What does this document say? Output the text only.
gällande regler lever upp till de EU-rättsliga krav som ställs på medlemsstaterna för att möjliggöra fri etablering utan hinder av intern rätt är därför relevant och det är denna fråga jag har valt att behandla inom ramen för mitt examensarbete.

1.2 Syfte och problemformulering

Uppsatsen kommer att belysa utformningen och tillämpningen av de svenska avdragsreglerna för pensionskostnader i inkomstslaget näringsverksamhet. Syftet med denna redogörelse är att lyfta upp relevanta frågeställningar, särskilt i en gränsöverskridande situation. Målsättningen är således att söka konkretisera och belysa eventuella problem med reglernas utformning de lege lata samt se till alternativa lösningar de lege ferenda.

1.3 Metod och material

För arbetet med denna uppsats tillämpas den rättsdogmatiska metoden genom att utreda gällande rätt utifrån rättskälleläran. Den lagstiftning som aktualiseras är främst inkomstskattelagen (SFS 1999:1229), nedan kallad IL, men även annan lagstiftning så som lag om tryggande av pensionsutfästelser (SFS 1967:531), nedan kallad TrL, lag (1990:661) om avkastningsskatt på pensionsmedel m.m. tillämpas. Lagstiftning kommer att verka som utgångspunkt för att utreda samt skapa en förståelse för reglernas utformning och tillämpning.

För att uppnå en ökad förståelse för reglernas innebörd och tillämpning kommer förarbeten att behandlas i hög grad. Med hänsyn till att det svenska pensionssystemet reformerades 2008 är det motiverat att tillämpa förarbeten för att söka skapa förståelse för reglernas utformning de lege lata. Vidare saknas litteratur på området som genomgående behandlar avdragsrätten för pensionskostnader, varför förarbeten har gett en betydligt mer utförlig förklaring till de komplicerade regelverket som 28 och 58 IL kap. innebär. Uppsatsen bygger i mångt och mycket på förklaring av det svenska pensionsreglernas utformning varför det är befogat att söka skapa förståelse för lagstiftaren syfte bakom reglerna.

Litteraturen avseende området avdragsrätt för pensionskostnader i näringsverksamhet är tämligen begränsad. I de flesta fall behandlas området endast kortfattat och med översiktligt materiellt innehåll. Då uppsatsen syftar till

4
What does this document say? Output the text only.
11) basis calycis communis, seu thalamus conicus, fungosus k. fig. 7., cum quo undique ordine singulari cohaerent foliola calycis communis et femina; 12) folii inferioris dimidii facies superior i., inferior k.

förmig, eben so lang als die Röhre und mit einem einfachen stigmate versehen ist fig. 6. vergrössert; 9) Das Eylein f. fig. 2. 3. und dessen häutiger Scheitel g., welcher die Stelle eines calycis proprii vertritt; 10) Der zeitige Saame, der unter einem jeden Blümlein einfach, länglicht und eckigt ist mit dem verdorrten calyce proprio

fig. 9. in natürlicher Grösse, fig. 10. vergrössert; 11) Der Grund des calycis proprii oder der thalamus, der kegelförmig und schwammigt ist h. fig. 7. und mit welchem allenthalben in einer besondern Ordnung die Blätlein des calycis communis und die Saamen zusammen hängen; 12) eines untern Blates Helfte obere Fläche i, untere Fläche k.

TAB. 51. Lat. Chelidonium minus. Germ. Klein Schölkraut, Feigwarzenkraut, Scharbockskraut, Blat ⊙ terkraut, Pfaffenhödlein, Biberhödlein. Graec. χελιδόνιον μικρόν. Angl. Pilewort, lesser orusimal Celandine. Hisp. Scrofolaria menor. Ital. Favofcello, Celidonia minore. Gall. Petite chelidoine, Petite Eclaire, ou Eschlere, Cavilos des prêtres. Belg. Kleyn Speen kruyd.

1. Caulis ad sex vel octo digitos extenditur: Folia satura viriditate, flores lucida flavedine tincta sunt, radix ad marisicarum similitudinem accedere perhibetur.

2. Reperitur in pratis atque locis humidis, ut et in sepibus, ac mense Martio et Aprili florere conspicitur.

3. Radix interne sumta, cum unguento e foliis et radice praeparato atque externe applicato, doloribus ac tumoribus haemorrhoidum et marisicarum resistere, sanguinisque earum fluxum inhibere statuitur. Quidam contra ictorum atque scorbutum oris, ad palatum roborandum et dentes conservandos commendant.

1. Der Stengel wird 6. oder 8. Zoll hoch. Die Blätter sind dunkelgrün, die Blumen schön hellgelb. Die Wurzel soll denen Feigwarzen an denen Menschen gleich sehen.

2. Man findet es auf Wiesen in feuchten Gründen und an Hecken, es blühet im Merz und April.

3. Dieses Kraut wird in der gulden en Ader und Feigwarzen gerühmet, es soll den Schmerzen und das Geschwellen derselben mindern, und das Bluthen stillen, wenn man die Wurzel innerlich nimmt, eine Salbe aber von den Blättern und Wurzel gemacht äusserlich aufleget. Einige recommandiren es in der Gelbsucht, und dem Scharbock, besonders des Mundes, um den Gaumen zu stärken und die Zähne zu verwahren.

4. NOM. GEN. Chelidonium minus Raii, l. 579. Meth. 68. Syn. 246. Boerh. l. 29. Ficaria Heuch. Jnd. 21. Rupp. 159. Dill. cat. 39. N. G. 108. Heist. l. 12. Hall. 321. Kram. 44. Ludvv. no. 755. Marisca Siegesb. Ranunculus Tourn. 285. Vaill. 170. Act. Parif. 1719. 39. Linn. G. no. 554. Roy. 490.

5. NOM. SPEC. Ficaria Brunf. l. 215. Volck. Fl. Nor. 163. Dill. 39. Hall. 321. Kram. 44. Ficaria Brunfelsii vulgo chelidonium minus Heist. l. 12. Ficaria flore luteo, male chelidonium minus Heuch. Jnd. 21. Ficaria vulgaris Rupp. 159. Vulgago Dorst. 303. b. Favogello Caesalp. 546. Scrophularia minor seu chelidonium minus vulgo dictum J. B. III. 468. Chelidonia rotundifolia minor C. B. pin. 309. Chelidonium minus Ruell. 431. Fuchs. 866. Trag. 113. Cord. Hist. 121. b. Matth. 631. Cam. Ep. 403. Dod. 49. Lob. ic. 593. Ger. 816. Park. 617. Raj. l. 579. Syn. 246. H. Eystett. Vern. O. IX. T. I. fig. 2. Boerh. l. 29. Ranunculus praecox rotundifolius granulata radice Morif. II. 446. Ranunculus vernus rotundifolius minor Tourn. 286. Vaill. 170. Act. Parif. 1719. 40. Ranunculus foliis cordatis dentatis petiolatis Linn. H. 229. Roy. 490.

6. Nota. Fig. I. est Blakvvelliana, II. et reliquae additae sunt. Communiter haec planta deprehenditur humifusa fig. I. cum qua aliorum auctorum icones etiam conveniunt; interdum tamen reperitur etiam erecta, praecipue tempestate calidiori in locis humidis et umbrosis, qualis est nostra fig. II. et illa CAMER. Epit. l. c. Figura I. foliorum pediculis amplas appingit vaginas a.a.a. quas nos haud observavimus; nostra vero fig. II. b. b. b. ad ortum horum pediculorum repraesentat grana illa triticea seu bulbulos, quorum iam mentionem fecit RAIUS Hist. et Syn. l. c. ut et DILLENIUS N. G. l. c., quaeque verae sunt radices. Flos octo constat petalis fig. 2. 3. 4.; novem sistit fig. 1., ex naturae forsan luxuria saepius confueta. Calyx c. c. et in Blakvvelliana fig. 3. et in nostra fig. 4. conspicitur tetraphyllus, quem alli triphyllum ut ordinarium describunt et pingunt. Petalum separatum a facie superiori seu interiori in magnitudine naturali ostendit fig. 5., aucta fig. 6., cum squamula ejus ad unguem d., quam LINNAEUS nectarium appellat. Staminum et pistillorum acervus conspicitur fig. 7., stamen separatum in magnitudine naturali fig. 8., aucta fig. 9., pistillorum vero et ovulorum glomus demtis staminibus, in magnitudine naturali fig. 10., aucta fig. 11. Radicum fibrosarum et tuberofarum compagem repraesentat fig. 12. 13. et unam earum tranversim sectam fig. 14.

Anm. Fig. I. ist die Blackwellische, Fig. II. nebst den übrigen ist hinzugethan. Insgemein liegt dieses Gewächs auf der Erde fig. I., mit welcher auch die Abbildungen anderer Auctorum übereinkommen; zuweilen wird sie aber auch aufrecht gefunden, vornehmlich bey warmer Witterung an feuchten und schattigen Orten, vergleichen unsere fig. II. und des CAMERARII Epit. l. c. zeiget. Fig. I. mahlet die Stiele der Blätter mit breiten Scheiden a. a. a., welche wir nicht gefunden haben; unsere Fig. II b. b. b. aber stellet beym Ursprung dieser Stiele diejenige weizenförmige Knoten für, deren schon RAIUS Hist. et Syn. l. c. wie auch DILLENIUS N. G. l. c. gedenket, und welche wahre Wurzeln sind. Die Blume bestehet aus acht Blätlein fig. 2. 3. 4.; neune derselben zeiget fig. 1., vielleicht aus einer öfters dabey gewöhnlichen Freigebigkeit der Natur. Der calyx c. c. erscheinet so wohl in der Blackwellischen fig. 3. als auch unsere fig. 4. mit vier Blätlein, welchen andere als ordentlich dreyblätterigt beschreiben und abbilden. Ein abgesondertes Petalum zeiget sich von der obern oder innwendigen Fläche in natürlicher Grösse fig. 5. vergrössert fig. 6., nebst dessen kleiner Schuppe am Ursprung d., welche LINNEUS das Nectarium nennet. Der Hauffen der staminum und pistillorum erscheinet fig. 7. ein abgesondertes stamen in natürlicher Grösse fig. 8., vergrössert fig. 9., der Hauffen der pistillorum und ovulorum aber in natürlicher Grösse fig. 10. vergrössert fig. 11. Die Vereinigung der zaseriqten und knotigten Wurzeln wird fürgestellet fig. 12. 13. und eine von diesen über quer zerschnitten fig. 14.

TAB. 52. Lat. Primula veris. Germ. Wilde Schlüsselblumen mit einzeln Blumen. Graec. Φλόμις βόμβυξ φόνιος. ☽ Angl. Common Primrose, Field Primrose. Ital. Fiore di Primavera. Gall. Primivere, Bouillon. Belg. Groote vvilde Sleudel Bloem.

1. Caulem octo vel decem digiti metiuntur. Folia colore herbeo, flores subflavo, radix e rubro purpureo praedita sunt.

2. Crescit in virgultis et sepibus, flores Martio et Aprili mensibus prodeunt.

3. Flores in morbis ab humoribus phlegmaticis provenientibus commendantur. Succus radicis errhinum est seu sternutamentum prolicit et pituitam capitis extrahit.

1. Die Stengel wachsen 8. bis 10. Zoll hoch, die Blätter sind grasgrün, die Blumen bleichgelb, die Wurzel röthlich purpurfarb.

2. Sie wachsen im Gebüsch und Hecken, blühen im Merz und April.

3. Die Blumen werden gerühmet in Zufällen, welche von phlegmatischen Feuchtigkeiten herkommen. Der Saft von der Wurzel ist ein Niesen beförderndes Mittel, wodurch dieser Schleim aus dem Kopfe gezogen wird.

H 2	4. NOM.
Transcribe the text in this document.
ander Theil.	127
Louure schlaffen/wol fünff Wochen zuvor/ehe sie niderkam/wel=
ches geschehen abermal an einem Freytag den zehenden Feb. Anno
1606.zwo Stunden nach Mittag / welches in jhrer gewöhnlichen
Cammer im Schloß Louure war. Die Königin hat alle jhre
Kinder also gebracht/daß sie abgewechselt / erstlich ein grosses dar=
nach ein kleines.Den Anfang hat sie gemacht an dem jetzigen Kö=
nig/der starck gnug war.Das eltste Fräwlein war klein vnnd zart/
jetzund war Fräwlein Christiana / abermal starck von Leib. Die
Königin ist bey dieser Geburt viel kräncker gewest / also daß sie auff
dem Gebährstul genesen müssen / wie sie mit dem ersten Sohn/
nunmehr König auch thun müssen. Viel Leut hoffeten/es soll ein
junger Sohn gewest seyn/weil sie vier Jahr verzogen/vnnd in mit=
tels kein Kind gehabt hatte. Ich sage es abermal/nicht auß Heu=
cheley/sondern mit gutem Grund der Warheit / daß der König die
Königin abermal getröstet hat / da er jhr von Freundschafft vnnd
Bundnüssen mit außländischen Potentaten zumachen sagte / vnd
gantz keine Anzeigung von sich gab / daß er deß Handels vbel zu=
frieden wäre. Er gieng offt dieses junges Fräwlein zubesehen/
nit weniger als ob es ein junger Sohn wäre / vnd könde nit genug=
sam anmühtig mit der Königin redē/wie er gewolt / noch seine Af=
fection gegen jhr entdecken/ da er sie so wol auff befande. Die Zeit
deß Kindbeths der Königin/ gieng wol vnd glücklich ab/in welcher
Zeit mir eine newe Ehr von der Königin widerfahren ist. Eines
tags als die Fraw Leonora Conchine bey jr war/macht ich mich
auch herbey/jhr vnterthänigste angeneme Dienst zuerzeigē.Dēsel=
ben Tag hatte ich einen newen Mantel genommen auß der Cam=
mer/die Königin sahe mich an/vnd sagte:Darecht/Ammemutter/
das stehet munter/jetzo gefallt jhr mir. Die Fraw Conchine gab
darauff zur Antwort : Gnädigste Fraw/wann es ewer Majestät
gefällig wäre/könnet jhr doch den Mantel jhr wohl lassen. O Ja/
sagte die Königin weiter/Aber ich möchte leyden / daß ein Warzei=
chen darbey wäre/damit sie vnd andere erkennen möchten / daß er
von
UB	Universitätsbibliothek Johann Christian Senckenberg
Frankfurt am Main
============
Copy each line of the data that contains the word "also".

Kinder also gebracht/daß sie abgewechselt / erstlich ein grosses dar=
Königin ist bey dieser Geburt viel kräncker gewest / also daß sie auff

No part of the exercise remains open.